* **Records shown**
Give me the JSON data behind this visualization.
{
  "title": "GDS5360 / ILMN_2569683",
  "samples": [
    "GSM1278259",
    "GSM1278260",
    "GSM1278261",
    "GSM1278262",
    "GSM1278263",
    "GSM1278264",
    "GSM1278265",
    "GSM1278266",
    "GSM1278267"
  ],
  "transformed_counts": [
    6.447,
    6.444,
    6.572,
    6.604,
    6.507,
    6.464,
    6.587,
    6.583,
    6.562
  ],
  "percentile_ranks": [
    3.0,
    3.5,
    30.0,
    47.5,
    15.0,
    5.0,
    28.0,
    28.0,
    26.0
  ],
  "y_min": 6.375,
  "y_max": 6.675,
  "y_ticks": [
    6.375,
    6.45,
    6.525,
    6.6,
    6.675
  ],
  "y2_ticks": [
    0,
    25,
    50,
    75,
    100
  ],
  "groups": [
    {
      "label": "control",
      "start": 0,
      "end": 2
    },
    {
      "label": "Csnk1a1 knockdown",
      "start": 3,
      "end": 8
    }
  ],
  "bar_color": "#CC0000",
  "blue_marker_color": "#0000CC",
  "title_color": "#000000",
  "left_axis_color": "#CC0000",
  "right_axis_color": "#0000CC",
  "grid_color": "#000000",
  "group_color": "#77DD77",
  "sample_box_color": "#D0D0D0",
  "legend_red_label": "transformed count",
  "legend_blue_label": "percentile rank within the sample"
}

* **Task**
From the records above, extract every entry exactly as given.

* **Written answer**
Give me the JSON data behind this visualization.
{
  "title": "GDS5360 / ILMN_2569683",
  "samples": [
    "GSM1278259",
    "GSM1278260",
    "GSM1278261",
    "GSM1278262",
    "GSM1278263",
    "GSM1278264",
    "GSM1278265",
    "GSM1278266",
    "GSM1278267"
  ],
  "transformed_counts": [
    6.447,
    6.444,
    6.572,
    6.604,
    6.507,
    6.464,
    6.587,
    6.583,
    6.562
  ],
  "percentile_ranks": [
    3.0,
    3.5,
    30.0,
    47.5,
    15.0,
    5.0,
    28.0,
    28.0,
    26.0
  ],
  "y_min": 6.375,
  "y_max": 6.675,
  "y_ticks": [
    6.375,
    6.45,
    6.525,
    6.6,
    6.675
  ],
  "y2_ticks": [
    0,
    25,
    50,
    75,
    100
  ],
  "groups": [
    {
      "label": "control",
      "start": 0,
      "end": 2
    },
    {
      "label": "Csnk1a1 knockdown",
      "start": 3,
      "end": 8
    }
  ],
  "bar_color": "#CC0000",
  "blue_marker_color": "#0000CC",
  "title_color": "#000000",
  "left_axis_color": "#CC0000",
  "right_axis_color": "#0000CC",
  "grid_color": "#000000",
  "group_color": "#77DD77",
  "sample_box_color": "#D0D0D0",
  "legend_red_label": "transformed count",
  "legend_blue_label": "percentile rank within the sample"
}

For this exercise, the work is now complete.